_Task brief_
Collect every line of the records that contains the string "icons", matching case exactly.

_Supplied entries_

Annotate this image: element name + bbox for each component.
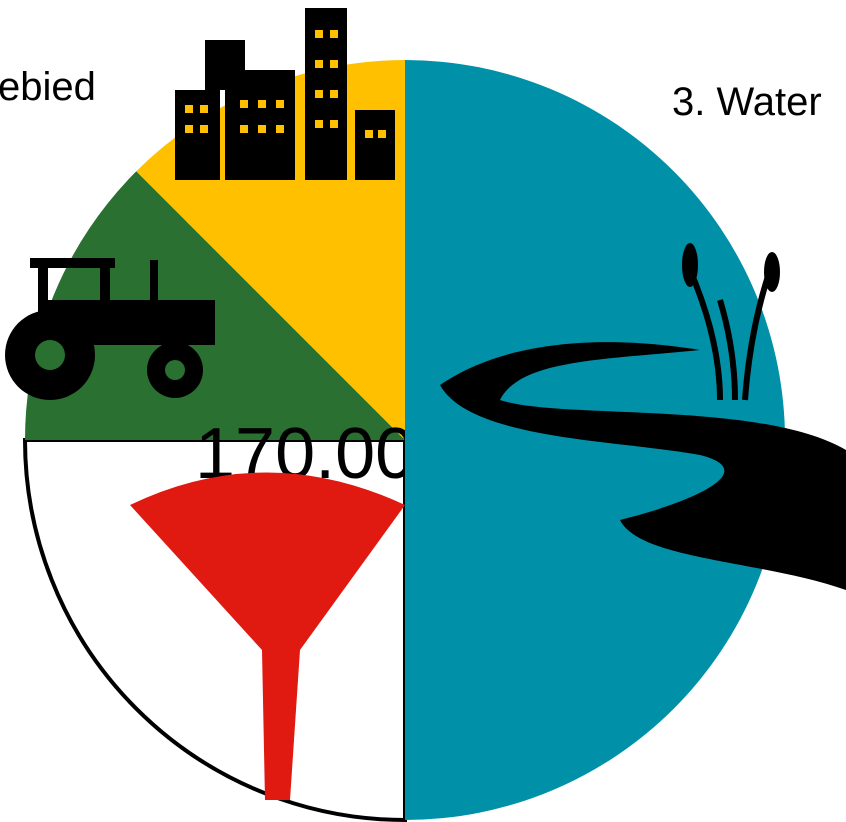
annotation: ebied bbox=[0, 65, 96, 109]
river-icon bbox=[440, 342, 846, 590]
reed-head bbox=[764, 252, 780, 292]
reed-head bbox=[682, 243, 698, 287]
city-windows bbox=[185, 30, 386, 138]
tractor-hubs bbox=[35, 340, 185, 380]
slice-label: 3. Water bbox=[672, 80, 822, 124]
icons-front bbox=[130, 243, 846, 800]
funnel-icon bbox=[130, 472, 405, 800]
icons bbox=[5, 8, 395, 400]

_Response for this exercise_
icons-front bbox=[130, 243, 846, 800]
icons bbox=[5, 8, 395, 400]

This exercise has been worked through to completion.